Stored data
•••••
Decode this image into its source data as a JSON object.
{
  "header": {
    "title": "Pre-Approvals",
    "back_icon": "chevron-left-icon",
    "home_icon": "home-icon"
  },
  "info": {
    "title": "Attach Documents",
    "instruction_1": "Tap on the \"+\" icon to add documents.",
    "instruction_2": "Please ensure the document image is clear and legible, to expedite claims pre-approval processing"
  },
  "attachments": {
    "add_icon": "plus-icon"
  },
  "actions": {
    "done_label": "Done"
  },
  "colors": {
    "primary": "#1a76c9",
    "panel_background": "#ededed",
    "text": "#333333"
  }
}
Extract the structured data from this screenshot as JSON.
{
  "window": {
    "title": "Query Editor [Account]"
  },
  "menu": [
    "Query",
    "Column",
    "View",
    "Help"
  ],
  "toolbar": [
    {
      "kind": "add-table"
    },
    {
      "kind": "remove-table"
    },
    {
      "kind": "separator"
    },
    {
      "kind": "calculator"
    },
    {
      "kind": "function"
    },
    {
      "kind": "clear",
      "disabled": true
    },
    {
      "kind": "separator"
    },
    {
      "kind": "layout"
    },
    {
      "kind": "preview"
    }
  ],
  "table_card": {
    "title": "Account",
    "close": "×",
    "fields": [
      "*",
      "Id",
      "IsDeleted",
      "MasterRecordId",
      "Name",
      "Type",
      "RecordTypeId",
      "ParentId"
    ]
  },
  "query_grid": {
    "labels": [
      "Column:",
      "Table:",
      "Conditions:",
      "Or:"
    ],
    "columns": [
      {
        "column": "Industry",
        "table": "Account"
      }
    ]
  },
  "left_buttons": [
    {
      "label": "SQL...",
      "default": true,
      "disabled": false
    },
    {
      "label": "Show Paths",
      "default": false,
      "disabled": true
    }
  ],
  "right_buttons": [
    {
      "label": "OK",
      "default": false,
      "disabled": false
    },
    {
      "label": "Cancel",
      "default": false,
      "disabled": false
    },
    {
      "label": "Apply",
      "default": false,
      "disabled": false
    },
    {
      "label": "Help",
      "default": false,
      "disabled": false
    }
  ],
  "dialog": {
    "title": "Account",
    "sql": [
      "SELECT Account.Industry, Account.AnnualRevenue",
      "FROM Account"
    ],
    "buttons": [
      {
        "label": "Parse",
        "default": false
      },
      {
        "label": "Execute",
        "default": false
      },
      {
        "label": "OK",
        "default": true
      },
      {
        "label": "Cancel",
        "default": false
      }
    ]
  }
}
•••••
## Request:
Look through the data above. Find each line with the string "JSON" and copy it.

## Solution to the problem:
Decode this image into its source data as a JSON object.
Extract the structured data from this screenshot as JSON.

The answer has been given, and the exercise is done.